* _WHAT THE TASK REQUIRES_: Repeat exactly each line of the data provided below.

* _MATERIALS PROVIDED_:
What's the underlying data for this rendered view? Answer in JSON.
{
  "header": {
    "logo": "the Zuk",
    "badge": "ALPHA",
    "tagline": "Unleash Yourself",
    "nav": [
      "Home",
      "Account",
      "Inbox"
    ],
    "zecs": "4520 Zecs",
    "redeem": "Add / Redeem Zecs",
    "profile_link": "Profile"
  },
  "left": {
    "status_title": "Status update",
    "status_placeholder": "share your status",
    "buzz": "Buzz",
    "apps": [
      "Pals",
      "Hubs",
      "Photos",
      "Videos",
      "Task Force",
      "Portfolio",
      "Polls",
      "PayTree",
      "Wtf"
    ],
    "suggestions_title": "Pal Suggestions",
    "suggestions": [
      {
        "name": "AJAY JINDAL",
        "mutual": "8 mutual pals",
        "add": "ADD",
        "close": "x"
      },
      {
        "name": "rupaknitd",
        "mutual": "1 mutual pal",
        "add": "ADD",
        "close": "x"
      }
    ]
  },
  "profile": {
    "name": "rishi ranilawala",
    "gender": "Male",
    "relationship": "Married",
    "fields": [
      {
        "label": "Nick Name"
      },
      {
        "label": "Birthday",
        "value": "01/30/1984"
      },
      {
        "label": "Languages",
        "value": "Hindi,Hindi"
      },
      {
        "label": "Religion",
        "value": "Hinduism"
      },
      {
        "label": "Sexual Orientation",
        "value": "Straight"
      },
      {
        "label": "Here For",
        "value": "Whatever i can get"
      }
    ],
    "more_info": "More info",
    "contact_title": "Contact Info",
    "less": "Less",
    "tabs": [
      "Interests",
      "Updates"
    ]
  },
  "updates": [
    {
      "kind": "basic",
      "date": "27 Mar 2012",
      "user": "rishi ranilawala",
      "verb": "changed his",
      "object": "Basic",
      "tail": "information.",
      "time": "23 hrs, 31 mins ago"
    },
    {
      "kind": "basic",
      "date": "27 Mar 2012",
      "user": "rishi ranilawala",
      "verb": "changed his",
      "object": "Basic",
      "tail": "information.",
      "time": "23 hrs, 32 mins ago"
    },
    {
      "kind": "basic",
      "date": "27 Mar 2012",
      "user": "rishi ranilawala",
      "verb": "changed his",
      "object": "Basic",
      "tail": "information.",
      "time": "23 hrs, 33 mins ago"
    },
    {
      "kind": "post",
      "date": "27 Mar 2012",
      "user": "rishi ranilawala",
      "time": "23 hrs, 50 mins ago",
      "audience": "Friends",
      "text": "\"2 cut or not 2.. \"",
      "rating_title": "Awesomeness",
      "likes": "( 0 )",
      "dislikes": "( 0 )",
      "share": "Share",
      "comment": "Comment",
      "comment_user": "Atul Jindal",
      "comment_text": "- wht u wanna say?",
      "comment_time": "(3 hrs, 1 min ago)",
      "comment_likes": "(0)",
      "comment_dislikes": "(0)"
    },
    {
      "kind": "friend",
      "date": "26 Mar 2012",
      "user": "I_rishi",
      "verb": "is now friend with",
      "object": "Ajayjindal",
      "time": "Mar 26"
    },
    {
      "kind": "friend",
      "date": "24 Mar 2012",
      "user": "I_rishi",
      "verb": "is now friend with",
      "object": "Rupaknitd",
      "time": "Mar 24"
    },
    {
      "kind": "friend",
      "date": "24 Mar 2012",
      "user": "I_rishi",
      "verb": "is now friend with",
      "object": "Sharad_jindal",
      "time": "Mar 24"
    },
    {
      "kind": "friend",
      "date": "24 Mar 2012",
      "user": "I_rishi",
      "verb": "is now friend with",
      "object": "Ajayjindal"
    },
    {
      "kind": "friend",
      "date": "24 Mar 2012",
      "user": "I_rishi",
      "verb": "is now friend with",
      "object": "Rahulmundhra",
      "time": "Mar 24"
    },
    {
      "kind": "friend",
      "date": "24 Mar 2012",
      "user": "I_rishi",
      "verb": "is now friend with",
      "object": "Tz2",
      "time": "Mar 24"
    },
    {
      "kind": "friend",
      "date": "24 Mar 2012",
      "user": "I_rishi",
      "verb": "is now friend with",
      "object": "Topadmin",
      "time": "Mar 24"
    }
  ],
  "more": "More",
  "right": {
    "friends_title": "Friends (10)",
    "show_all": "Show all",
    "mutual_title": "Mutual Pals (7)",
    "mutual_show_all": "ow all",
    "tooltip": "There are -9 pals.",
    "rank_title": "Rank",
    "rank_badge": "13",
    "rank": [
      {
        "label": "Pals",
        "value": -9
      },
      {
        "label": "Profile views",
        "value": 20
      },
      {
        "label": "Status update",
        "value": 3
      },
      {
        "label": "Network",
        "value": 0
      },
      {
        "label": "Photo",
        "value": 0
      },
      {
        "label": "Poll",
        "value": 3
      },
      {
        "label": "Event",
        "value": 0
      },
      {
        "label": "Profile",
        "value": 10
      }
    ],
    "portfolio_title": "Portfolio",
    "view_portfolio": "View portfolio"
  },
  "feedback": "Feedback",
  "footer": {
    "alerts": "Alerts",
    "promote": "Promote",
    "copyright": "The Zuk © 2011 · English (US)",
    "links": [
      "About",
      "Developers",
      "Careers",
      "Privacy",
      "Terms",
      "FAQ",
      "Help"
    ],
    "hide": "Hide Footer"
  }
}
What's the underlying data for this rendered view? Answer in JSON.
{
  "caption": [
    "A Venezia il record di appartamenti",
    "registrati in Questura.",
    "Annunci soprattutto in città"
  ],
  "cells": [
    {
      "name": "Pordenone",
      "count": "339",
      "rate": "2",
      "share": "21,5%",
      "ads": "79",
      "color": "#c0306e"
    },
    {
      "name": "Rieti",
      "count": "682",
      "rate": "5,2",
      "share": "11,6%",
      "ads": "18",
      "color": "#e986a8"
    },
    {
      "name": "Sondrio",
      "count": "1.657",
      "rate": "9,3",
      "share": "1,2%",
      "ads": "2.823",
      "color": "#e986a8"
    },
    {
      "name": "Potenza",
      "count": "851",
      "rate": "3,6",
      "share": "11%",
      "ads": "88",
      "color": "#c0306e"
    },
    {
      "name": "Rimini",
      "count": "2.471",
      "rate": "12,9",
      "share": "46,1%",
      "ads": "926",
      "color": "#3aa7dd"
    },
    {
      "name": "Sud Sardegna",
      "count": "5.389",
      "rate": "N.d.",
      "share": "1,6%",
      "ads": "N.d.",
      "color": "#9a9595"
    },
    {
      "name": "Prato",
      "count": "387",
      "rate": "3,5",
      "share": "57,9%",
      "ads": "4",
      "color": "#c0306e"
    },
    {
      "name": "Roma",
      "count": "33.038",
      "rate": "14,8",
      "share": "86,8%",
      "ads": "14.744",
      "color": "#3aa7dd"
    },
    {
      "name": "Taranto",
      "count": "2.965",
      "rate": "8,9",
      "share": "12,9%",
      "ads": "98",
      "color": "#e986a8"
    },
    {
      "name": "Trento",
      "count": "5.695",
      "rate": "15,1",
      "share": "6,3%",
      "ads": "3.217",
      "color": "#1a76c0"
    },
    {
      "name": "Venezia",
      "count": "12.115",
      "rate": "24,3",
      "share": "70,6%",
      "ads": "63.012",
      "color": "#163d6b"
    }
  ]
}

* _RESPONSE FOR THIS EXERCISE_:
What's the underlying data for this rendered view? Answer in JSON.
{
  "header": {
    "logo": "the Zuk",
    "badge": "ALPHA",
    "tagline": "Unleash Yourself",
    "nav": [
      "Home",
      "Account",
      "Inbox"
    ],
    "zecs": "4520 Zecs",
    "redeem": "Add / Redeem Zecs",
    "profile_link": "Profile"
  },
  "left": {
    "status_title": "Status update",
    "status_placeholder": "share your status",
    "buzz": "Buzz",
    "apps": [
      "Pals",
      "Hubs",
      "Photos",
      "Videos",
      "Task Force",
      "Portfolio",
      "Polls",
      "PayTree",
      "Wtf"
    ],
    "suggestions_title": "Pal Suggestions",
    "suggestions": [
      {
        "name": "AJAY JINDAL",
        "mutual": "8 mutual pals",
        "add": "ADD",
        "close": "x"
      },
      {
        "name": "rupaknitd",
        "mutual": "1 mutual pal",
        "add": "ADD",
        "close": "x"
      }
    ]
  },
  "profile": {
    "name": "rishi ranilawala",
    "gender": "Male",
    "relationship": "Married",
    "fields": [
      {
        "label": "Nick Name"
      },
      {
        "label": "Birthday",
        "value": "01/30/1984"
      },
      {
        "label": "Languages",
        "value": "Hindi,Hindi"
      },
      {
        "label": "Religion",
        "value": "Hinduism"
      },
      {
        "label": "Sexual Orientation",
        "value": "Straight"
      },
      {
        "label": "Here For",
        "value": "Whatever i can get"
      }
    ],
    "more_info": "More info",
    "contact_title": "Contact Info",
    "less": "Less",
    "tabs": [
      "Interests",
      "Updates"
    ]
  },
  "updates": [
    {
      "kind": "basic",
      "date": "27 Mar 2012",
      "user": "rishi ranilawala",
      "verb": "changed his",
      "object": "Basic",
      "tail": "information.",
      "time": "23 hrs, 31 mins ago"
    },
    {
      "kind": "basic",
      "date": "27 Mar 2012",
      "user": "rishi ranilawala",
      "verb": "changed his",
      "object": "Basic",
      "tail": "information.",
      "time": "23 hrs, 32 mins ago"
    },
    {
      "kind": "basic",
      "date": "27 Mar 2012",
      "user": "rishi ranilawala",
      "verb": "changed his",
      "object": "Basic",
      "tail": "information.",
      "time": "23 hrs, 33 mins ago"
    },
    {
      "kind": "post",
      "date": "27 Mar 2012",
      "user": "rishi ranilawala",
      "time": "23 hrs, 50 mins ago",
      "audience": "Friends",
      "text": "\"2 cut or not 2.. \"",
      "rating_title": "Awesomeness",
      "likes": "( 0 )",
      "dislikes": "( 0 )",
      "share": "Share",
      "comment": "Comment",
      "comment_user": "Atul Jindal",
      "comment_text": "- wht u wanna say?",
      "comment_time": "(3 hrs, 1 min ago)",
      "comment_likes": "(0)",
      "comment_dislikes": "(0)"
    },
    {
      "kind": "friend",
      "date": "26 Mar 2012",
      "user": "I_rishi",
      "verb": "is now friend with",
      "object": "Ajayjindal",
      "time": "Mar 26"
    },
    {
      "kind": "friend",
      "date": "24 Mar 2012",
      "user": "I_rishi",
      "verb": "is now friend with",
      "object": "Rupaknitd",
      "time": "Mar 24"
    },
    {
      "kind": "friend",
      "date": "24 Mar 2012",
      "user": "I_rishi",
      "verb": "is now friend with",
      "object": "Sharad_jindal",
      "time": "Mar 24"
    },
    {
      "kind": "friend",
      "date": "24 Mar 2012",
      "user": "I_rishi",
      "verb": "is now friend with",
      "object": "Ajayjindal"
    },
    {
      "kind": "friend",
      "date": "24 Mar 2012",
      "user": "I_rishi",
      "verb": "is now friend with",
      "object": "Rahulmundhra",
      "time": "Mar 24"
    },
    {
      "kind": "friend",
      "date": "24 Mar 2012",
      "user": "I_rishi",
      "verb": "is now friend with",
      "object": "Tz2",
      "time": "Mar 24"
    },
    {
      "kind": "friend",
      "date": "24 Mar 2012",
      "user": "I_rishi",
      "verb": "is now friend with",
      "object": "Topadmin",
      "time": "Mar 24"
    }
  ],
  "more": "More",
  "right": {
    "friends_title": "Friends (10)",
    "show_all": "Show all",
    "mutual_title": "Mutual Pals (7)",
    "mutual_show_all": "ow all",
    "tooltip": "There are -9 pals.",
    "rank_title": "Rank",
    "rank_badge": "13",
    "rank": [
      {
        "label": "Pals",
        "value": -9
      },
      {
        "label": "Profile views",
        "value": 20
      },
      {
        "label": "Status update",
        "value": 3
      },
      {
        "label": "Network",
        "value": 0
      },
      {
        "label": "Photo",
        "value": 0
      },
      {
        "label": "Poll",
        "value": 3
      },
      {
        "label": "Event",
        "value": 0
      },
      {
        "label": "Profile",
        "value": 10
      }
    ],
    "portfolio_title": "Portfolio",
    "view_portfolio": "View portfolio"
  },
  "feedback": "Feedback",
  "footer": {
    "alerts": "Alerts",
    "promote": "Promote",
    "copyright": "The Zuk © 2011 · English (US)",
    "links": [
      "About",
      "Developers",
      "Careers",
      "Privacy",
      "Terms",
      "FAQ",
      "Help"
    ],
    "hide": "Hide Footer"
  }
}
What's the underlying data for this rendered view? Answer in JSON.
{
  "caption": [
    "A Venezia il record di appartamenti",
    "registrati in Questura.",
    "Annunci soprattutto in città"
  ],
  "cells": [
    {
      "name": "Pordenone",
      "count": "339",
      "rate": "2",
      "share": "21,5%",
      "ads": "79",
      "color": "#c0306e"
    },
    {
      "name": "Rieti",
      "count": "682",
      "rate": "5,2",
      "share": "11,6%",
      "ads": "18",
      "color": "#e986a8"
    },
    {
      "name": "Sondrio",
      "count": "1.657",
      "rate": "9,3",
      "share": "1,2%",
      "ads": "2.823",
      "color": "#e986a8"
    },
    {
      "name": "Potenza",
      "count": "851",
      "rate": "3,6",
      "share": "11%",
      "ads": "88",
      "color": "#c0306e"
    },
    {
      "name": "Rimini",
      "count": "2.471",
      "rate": "12,9",
      "share": "46,1%",
      "ads": "926",
      "color": "#3aa7dd"
    },
    {
      "name": "Sud Sardegna",
      "count": "5.389",
      "rate": "N.d.",
      "share": "1,6%",
      "ads": "N.d.",
      "color": "#9a9595"
    },
    {
      "name": "Prato",
      "count": "387",
      "rate": "3,5",
      "share": "57,9%",
      "ads": "4",
      "color": "#c0306e"
    },
    {
      "name": "Roma",
      "count": "33.038",
      "rate": "14,8",
      "share": "86,8%",
      "ads": "14.744",
      "color": "#3aa7dd"
    },
    {
      "name": "Taranto",
      "count": "2.965",
      "rate": "8,9",
      "share": "12,9%",
      "ads": "98",
      "color": "#e986a8"
    },
    {
      "name": "Trento",
      "count": "5.695",
      "rate": "15,1",
      "share": "6,3%",
      "ads": "3.217",
      "color": "#1a76c0"
    },
    {
      "name": "Venezia",
      "count": "12.115",
      "rate": "24,3",
      "share": "70,6%",
      "ads": "63.012",
      "color": "#163d6b"
    }
  ]
}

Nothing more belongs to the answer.